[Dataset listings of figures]
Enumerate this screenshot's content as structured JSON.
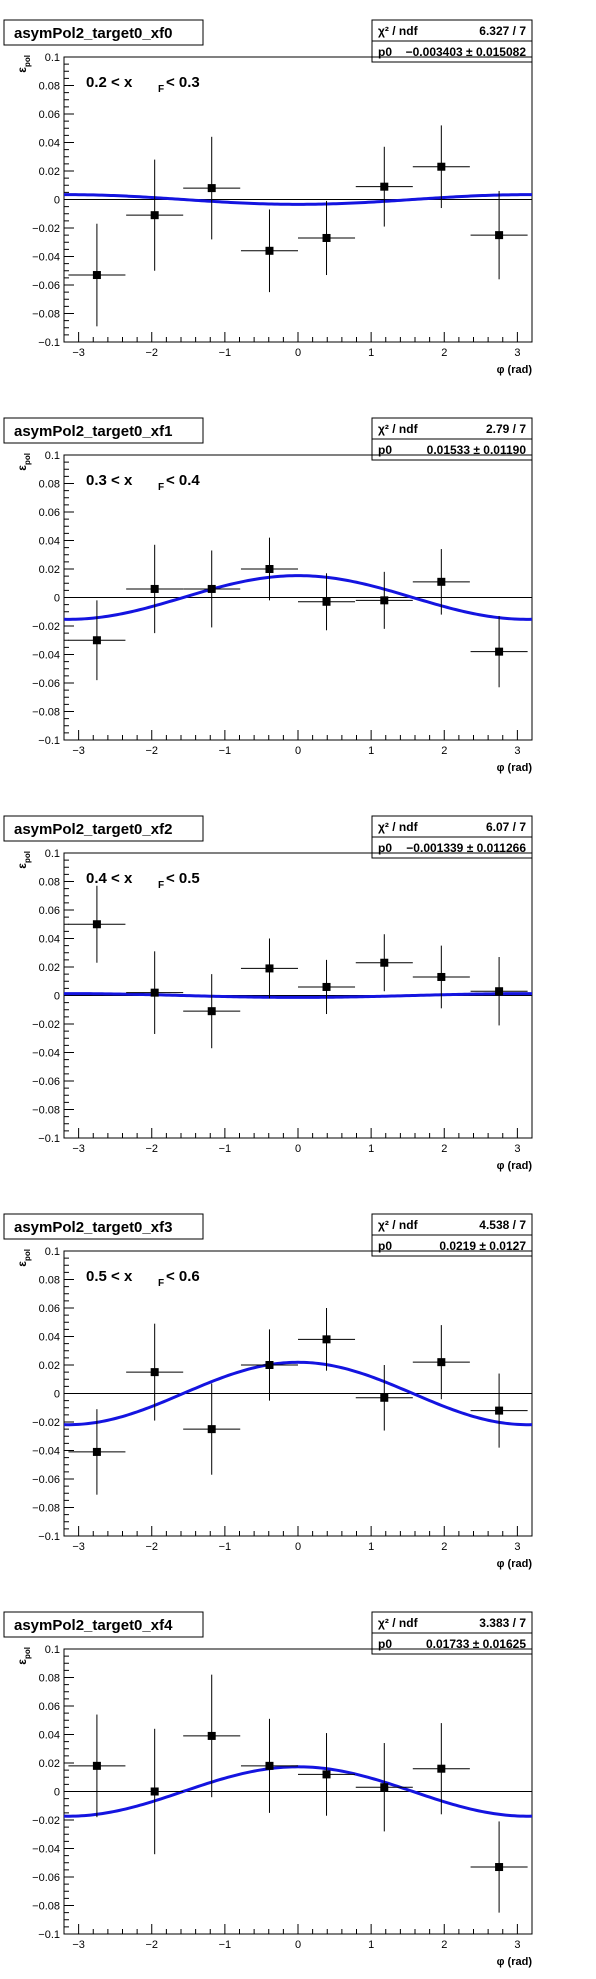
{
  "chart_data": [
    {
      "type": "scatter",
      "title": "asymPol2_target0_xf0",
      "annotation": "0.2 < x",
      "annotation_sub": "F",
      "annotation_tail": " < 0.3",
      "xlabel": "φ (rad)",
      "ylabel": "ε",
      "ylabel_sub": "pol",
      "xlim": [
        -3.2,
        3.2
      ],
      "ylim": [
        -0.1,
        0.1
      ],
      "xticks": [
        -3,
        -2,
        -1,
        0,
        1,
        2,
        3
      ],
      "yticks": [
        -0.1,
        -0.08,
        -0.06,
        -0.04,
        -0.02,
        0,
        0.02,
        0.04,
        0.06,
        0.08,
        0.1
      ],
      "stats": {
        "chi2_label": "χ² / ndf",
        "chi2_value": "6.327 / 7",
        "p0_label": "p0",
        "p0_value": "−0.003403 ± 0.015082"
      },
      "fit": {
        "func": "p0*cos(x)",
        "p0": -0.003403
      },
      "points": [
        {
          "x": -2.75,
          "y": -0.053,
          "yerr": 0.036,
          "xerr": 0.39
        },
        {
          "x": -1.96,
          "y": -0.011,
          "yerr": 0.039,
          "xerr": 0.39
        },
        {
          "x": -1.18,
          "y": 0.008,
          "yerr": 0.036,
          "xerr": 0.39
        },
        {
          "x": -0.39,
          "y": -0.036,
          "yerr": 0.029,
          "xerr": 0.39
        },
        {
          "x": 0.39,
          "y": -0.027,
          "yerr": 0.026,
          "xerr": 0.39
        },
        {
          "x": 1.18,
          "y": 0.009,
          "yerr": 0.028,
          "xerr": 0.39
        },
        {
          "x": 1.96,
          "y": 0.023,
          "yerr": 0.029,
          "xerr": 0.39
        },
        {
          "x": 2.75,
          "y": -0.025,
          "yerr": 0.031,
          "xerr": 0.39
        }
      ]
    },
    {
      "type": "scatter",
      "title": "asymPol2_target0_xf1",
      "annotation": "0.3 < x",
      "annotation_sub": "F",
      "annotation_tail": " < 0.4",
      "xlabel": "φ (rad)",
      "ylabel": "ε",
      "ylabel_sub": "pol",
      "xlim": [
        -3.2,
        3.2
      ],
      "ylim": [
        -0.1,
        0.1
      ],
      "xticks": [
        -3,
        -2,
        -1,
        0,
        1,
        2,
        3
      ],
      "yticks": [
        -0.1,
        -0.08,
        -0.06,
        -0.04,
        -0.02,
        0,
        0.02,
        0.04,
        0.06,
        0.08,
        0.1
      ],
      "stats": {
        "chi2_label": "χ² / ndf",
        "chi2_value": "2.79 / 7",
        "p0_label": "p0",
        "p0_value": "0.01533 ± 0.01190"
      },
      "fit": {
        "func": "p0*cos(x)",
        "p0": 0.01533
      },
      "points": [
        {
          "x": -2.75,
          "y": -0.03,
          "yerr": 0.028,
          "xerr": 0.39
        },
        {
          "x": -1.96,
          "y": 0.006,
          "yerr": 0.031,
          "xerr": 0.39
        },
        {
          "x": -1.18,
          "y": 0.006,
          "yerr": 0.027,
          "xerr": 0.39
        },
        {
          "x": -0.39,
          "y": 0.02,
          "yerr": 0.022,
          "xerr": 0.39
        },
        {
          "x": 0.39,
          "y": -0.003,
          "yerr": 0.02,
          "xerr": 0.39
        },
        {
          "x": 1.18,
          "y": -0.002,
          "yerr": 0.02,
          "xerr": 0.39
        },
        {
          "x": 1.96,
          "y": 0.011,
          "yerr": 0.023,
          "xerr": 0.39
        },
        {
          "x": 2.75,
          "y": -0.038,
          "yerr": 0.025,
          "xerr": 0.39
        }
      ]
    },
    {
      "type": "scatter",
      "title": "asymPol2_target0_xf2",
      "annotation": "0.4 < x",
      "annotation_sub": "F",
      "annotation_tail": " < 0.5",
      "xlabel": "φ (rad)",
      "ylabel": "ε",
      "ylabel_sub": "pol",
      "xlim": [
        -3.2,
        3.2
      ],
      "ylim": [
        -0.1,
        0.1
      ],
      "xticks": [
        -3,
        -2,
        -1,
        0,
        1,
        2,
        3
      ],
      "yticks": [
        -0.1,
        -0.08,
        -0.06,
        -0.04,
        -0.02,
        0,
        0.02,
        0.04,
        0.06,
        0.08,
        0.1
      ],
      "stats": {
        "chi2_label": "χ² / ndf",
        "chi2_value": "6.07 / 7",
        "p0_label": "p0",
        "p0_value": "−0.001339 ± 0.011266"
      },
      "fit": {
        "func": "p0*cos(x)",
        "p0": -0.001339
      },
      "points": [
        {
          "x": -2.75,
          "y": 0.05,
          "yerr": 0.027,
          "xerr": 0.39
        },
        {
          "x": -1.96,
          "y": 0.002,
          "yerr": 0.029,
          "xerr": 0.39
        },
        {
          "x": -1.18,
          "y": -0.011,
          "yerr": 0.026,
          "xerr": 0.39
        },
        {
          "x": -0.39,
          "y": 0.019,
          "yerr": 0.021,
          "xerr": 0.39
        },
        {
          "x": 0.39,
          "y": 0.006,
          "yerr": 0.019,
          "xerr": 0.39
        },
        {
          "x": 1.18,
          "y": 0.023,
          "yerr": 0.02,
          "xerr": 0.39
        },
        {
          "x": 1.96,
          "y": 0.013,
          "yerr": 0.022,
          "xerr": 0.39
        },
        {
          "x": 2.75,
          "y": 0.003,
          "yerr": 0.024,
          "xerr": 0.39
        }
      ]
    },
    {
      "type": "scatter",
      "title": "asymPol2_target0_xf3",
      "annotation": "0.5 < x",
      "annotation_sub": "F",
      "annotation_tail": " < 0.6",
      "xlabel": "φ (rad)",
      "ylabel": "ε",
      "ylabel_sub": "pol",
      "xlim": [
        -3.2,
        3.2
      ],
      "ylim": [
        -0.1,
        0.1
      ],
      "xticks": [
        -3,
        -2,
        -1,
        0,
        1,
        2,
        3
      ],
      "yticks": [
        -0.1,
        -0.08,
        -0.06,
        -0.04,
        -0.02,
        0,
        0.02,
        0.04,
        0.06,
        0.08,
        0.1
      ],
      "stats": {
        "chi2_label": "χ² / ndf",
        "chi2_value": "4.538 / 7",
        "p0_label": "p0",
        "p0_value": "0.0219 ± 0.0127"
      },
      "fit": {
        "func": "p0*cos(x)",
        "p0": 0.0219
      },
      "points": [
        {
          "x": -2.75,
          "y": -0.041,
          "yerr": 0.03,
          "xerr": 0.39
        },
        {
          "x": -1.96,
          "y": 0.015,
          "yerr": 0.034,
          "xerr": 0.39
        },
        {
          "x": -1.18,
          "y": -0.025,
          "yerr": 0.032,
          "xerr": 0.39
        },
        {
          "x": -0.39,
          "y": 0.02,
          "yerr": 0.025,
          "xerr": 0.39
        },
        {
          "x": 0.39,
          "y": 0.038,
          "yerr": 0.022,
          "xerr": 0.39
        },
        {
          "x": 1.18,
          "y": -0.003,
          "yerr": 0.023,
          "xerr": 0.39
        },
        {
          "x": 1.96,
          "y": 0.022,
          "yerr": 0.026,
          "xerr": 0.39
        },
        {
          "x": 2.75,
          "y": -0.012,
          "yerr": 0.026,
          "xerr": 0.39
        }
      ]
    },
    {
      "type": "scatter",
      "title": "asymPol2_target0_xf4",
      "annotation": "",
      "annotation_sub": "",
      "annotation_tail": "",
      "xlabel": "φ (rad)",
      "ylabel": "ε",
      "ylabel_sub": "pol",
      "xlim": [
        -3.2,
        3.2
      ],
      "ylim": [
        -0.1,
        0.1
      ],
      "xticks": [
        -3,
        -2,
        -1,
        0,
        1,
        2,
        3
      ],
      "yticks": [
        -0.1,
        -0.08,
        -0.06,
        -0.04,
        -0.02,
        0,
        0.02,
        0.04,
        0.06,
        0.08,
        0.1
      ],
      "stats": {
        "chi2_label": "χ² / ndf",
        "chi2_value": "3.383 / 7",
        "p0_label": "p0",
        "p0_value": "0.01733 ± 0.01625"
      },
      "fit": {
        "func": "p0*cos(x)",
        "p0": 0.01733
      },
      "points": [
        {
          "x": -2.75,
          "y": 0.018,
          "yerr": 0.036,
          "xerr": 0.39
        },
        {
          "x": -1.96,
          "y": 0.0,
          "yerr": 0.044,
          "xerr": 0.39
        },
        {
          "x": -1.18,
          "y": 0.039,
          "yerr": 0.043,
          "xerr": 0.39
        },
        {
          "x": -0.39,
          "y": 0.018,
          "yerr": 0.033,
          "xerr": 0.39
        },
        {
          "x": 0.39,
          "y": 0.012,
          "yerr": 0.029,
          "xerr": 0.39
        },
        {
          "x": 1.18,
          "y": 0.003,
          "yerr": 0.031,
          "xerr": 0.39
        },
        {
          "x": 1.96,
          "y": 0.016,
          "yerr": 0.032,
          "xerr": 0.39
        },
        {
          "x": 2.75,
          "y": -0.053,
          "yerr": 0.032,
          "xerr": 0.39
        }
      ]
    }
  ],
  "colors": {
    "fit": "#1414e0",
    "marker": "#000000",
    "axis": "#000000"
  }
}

* * *

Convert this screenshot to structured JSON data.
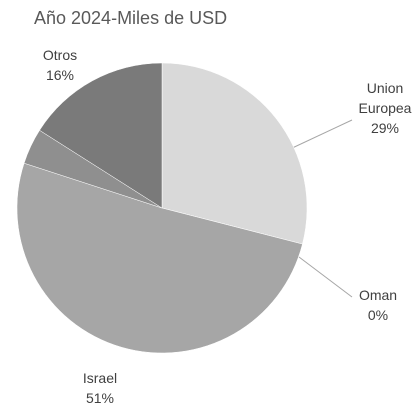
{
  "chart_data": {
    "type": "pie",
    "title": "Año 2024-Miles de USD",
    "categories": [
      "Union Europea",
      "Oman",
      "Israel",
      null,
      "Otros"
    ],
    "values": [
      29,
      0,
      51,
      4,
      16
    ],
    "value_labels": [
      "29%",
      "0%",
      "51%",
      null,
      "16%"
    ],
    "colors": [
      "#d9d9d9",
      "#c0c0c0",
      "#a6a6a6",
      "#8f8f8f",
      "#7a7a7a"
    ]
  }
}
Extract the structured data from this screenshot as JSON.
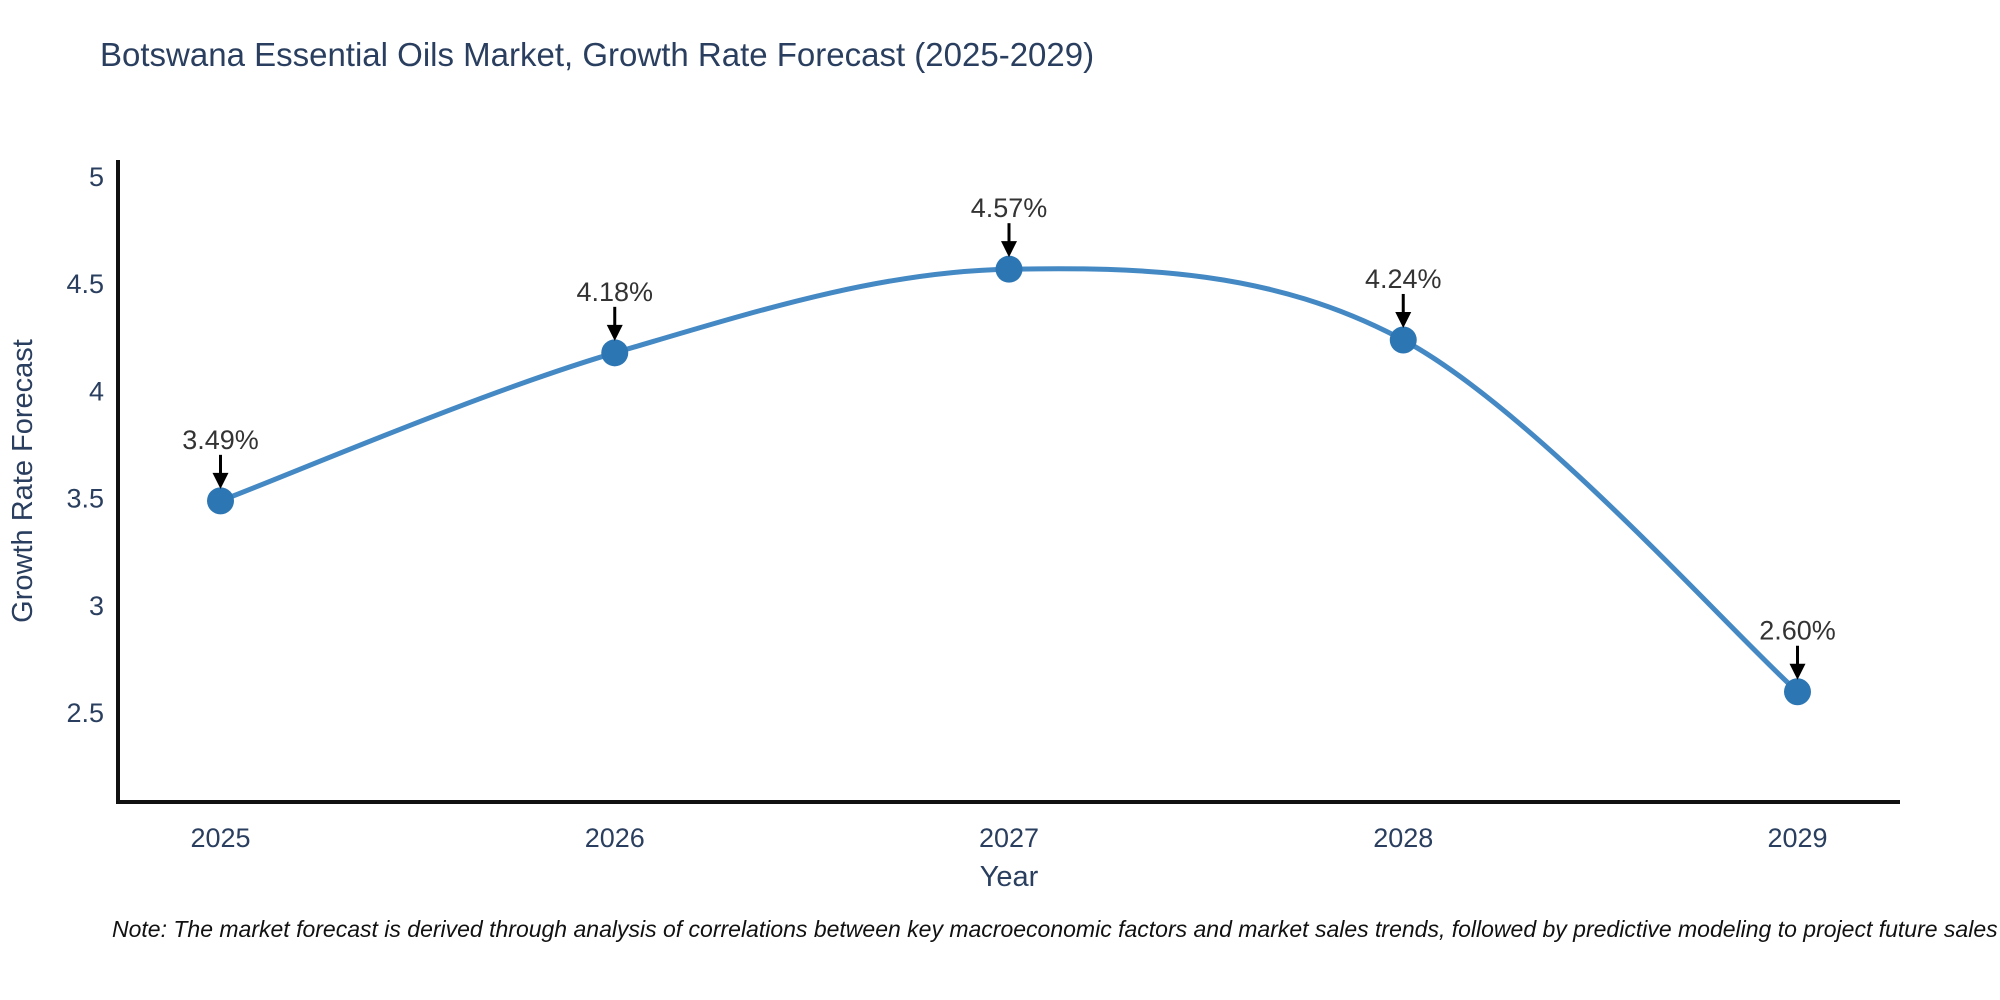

--- Short task ---
Taking the material above, give again exactly the lines from the one holding "Convert this screenshot" through the one holding "Extract the structured", with both ends and without pictures.

--- Solution for this problem ---
Convert this screenshot to structured JSON data.
{
  "chart_data": {
    "type": "pie",
    "title": "Año 2024-Miles de USD",
    "categories": [
      "Union Europea",
      "Oman",
      "Israel",
      null,
      "Otros"
    ],
    "values": [
      29,
      0,
      51,
      4,
      16
    ],
    "value_labels": [
      "29%",
      "0%",
      "51%",
      null,
      "16%"
    ],
    "colors": [
      "#d9d9d9",
      "#c0c0c0",
      "#a6a6a6",
      "#8f8f8f",
      "#7a7a7a"
    ]
  }
}
Extract the structured data from this screenshot as JSON.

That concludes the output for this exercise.